**The request**
Lines containing the word "wysokości" are to be located and copied.
====================
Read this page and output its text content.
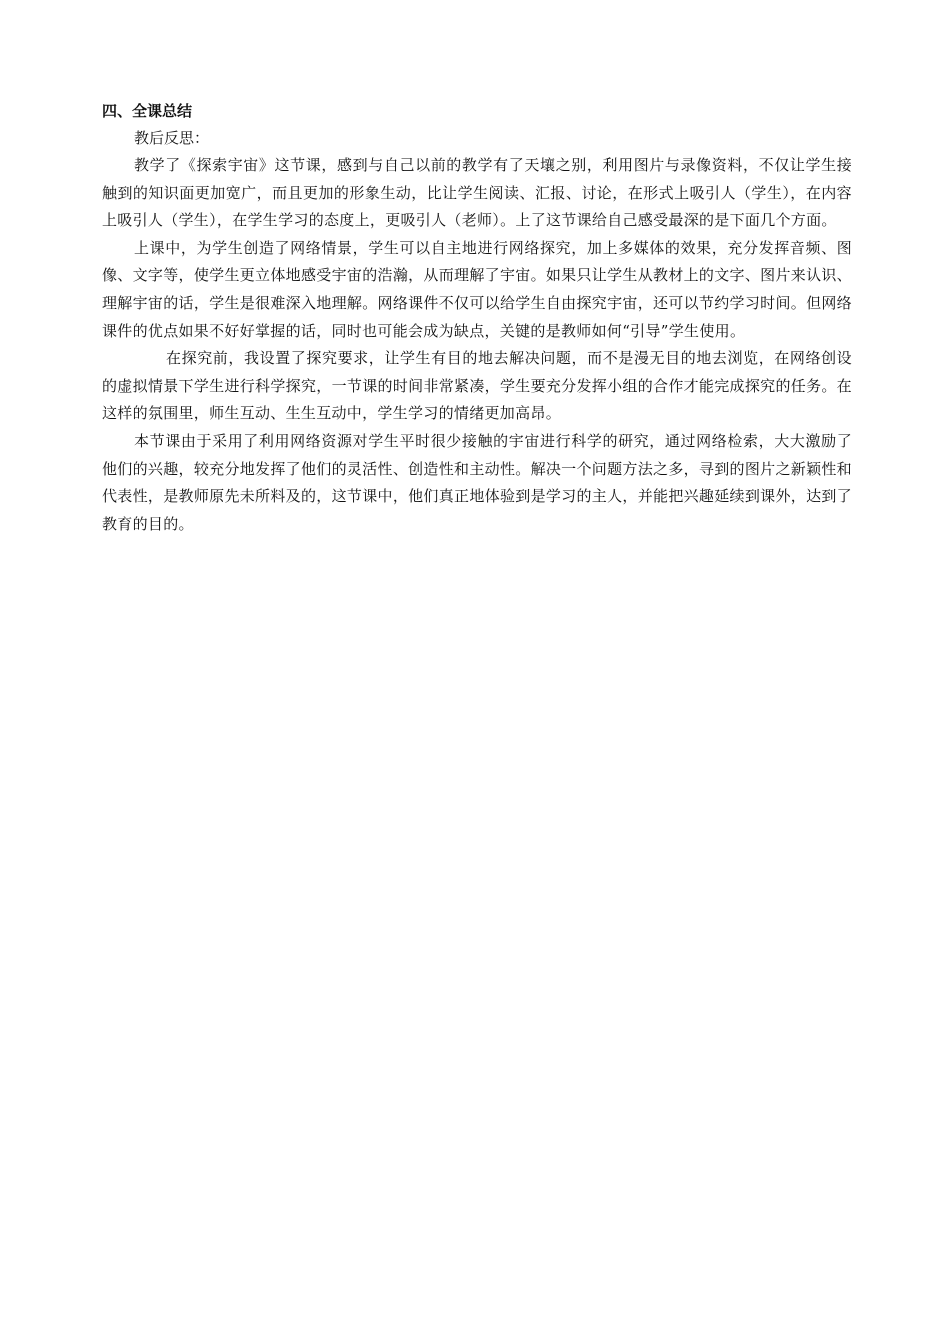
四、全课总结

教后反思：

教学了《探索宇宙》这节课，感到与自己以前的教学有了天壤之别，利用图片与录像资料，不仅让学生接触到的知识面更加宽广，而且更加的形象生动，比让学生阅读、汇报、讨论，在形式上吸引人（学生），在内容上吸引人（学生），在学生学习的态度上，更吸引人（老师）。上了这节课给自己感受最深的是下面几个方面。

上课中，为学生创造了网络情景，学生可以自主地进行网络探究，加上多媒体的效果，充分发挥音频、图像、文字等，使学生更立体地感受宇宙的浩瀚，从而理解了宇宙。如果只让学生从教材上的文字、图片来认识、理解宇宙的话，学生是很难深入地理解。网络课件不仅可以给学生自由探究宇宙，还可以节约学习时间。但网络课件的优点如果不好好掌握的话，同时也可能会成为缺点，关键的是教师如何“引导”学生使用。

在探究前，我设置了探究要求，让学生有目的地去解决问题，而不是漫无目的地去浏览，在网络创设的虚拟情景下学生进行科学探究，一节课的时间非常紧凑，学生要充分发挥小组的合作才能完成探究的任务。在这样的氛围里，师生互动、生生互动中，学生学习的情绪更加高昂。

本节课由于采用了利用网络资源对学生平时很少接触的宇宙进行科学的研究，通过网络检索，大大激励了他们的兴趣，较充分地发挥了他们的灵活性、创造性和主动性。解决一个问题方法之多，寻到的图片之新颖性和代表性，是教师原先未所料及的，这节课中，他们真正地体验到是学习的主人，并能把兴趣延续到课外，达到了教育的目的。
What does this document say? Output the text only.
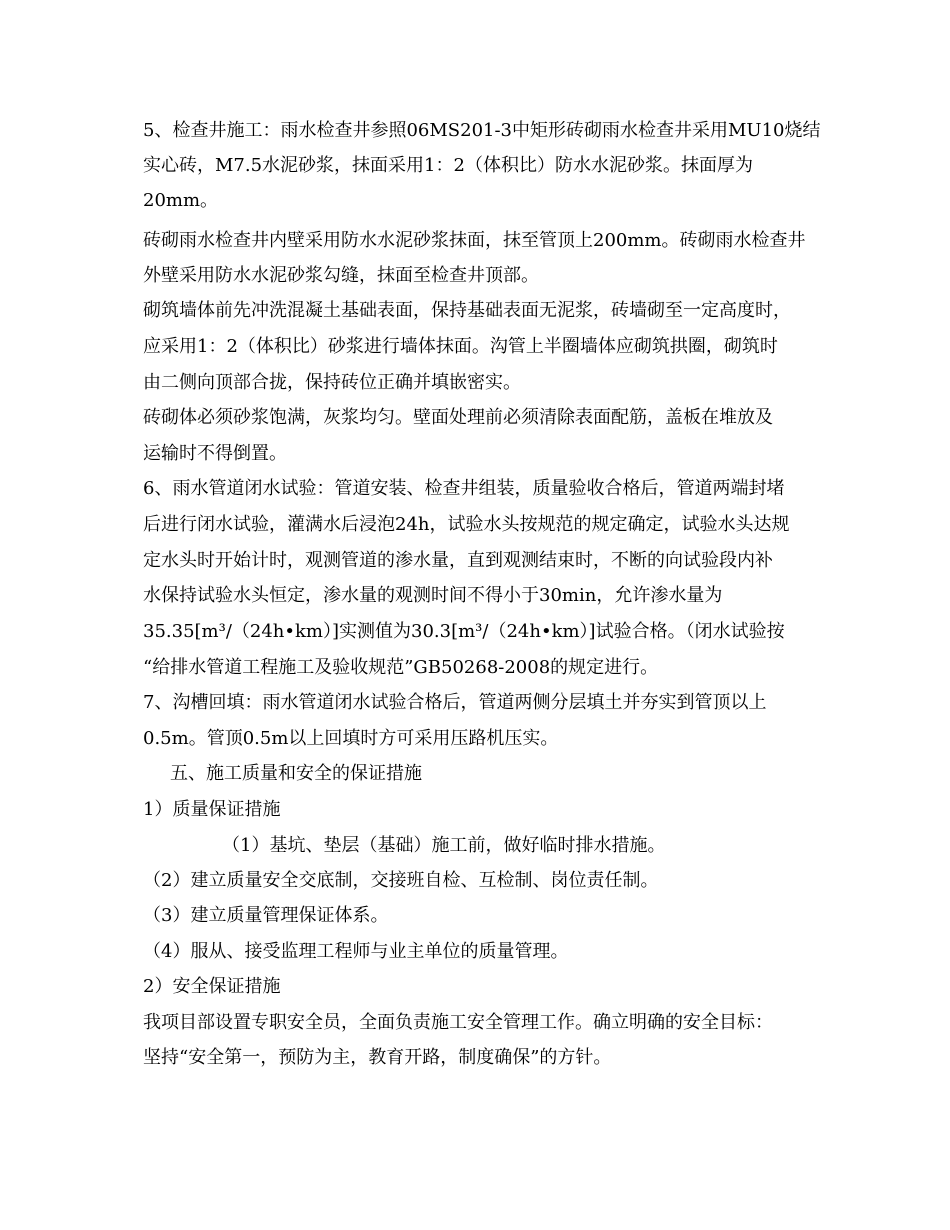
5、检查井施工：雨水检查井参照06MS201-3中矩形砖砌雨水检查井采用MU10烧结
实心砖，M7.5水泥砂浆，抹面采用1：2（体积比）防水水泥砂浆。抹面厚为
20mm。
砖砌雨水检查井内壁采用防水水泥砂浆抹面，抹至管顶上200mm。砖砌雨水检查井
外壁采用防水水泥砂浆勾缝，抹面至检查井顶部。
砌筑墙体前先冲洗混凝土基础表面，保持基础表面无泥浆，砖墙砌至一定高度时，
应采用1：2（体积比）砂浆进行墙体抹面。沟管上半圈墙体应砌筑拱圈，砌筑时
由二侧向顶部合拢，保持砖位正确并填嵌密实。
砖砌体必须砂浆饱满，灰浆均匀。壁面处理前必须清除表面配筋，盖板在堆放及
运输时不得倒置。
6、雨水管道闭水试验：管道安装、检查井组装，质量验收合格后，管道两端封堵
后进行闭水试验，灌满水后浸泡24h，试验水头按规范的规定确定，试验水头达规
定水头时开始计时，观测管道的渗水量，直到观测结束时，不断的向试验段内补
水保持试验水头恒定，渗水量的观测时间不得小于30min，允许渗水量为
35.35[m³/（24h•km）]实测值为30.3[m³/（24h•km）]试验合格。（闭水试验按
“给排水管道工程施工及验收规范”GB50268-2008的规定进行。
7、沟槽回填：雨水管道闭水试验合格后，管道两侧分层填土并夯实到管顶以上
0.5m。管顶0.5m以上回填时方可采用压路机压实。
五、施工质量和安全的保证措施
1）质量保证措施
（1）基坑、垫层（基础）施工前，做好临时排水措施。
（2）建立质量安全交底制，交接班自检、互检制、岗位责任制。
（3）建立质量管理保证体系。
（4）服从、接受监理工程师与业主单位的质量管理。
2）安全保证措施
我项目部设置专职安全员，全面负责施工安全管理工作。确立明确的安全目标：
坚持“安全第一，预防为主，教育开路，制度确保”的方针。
====================
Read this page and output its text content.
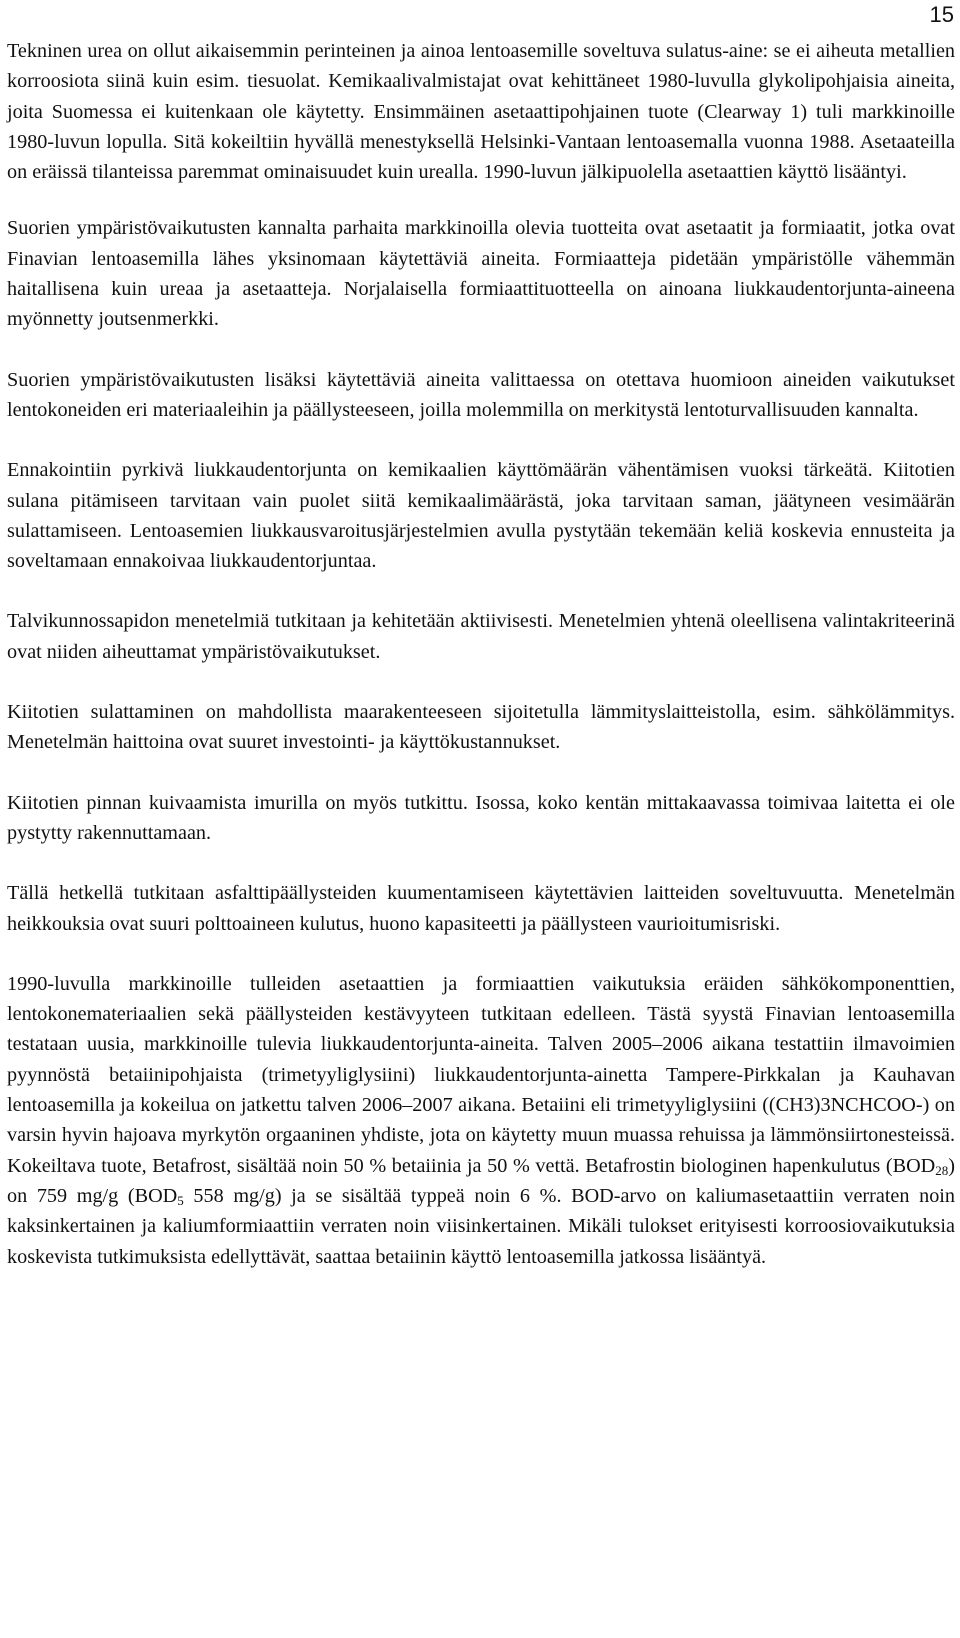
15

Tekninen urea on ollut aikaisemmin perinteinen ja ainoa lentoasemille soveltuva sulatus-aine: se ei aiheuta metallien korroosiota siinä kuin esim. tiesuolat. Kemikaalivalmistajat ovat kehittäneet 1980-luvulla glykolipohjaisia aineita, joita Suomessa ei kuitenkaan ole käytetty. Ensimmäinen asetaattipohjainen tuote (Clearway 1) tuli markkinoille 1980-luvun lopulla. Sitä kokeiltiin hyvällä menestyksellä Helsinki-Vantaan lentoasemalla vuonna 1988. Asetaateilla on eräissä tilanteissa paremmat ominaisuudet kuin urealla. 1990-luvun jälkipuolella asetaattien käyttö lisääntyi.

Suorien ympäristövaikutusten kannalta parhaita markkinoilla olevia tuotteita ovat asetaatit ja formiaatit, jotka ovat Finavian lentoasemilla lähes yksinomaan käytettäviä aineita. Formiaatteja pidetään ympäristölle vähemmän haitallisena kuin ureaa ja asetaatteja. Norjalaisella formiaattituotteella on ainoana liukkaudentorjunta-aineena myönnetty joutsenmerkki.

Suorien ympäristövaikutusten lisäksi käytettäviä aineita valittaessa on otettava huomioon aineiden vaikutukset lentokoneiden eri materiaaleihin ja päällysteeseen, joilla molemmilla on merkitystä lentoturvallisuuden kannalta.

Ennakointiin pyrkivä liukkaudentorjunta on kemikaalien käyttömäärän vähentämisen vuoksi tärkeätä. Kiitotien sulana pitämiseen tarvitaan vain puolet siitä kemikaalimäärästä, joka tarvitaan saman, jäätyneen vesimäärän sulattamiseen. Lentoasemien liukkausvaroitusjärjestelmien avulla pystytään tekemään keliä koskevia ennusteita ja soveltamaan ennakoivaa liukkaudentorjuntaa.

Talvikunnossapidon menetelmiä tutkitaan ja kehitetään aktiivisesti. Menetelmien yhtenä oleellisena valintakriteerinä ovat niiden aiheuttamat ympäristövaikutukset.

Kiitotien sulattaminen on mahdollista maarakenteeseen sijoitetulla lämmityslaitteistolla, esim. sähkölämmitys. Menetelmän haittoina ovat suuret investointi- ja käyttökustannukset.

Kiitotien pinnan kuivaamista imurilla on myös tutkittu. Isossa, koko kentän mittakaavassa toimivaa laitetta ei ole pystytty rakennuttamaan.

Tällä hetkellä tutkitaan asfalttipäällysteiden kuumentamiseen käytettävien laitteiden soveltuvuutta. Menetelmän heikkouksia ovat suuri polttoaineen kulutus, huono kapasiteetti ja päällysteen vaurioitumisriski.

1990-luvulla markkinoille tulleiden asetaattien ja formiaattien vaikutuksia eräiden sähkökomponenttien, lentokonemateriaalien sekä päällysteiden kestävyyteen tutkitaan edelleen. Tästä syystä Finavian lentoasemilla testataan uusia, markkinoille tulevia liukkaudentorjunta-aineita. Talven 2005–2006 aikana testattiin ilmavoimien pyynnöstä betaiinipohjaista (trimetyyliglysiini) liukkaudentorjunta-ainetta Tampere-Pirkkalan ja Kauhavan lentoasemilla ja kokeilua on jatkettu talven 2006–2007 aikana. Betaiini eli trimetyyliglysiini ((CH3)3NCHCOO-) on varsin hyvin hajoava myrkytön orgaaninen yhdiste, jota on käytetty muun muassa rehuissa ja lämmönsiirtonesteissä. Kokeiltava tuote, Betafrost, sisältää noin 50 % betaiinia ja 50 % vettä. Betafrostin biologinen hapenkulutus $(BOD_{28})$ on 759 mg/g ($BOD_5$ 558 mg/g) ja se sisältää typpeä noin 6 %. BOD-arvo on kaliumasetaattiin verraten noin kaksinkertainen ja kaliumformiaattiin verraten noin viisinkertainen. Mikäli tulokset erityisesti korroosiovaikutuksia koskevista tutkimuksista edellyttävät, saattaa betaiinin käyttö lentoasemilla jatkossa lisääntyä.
====================
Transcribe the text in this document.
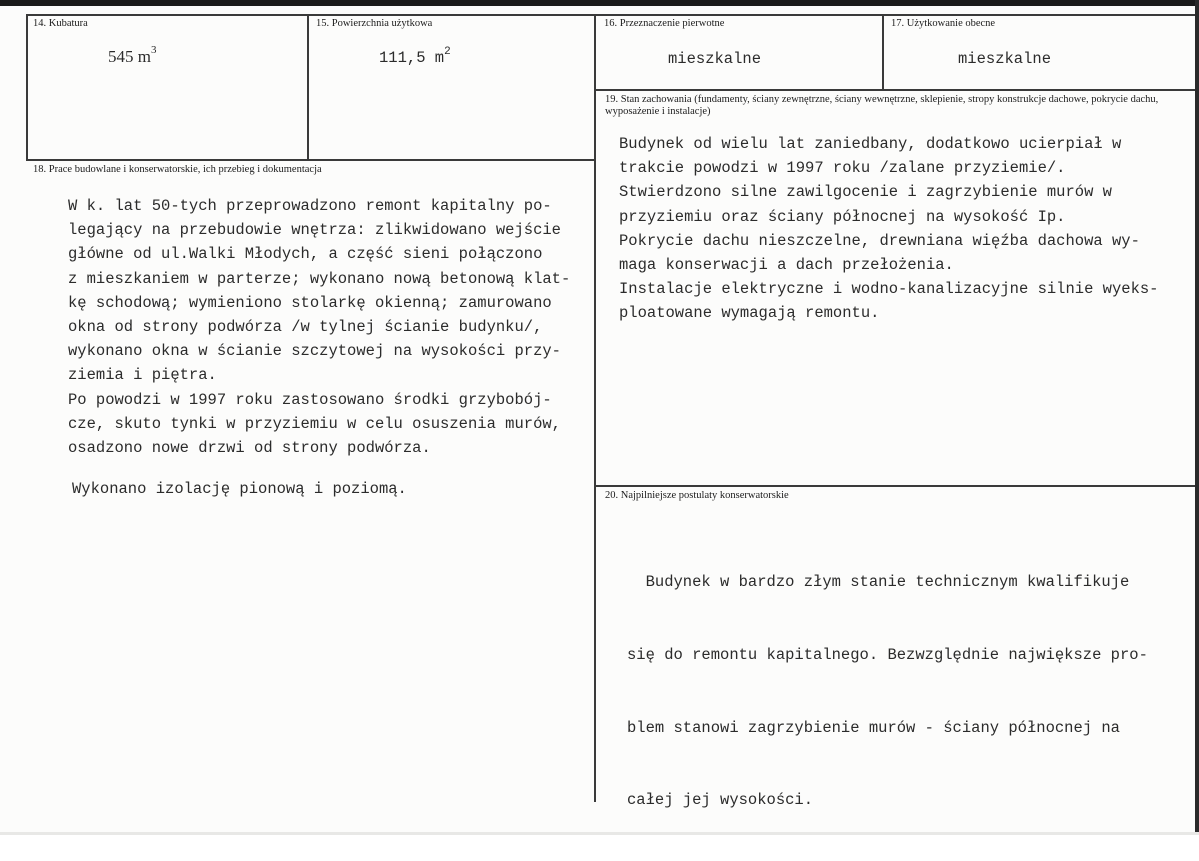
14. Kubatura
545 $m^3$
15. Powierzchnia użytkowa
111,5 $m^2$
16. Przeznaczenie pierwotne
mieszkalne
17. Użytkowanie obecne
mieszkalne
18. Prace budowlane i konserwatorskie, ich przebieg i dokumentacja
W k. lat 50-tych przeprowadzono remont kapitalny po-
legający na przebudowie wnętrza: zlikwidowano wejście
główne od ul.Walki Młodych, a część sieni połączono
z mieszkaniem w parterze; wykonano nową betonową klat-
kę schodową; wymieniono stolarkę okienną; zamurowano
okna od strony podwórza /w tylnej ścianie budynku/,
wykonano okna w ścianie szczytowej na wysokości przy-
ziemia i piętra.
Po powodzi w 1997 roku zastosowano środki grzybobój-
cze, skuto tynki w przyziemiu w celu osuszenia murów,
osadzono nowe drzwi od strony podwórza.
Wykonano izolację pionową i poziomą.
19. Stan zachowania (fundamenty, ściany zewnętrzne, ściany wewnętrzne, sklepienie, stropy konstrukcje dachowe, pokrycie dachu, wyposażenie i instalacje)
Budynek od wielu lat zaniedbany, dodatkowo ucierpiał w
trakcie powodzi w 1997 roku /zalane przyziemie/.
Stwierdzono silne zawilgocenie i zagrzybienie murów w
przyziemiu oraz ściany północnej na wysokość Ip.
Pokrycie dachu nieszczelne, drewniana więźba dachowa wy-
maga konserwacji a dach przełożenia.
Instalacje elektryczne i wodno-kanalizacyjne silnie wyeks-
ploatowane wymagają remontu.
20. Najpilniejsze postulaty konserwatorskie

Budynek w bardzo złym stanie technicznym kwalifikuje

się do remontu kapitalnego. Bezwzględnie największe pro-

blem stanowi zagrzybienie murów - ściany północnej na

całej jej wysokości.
====================
**Complete answer**
wykonano okna w ścianie szczytowej na wysokości przy-
całej jej wysokości.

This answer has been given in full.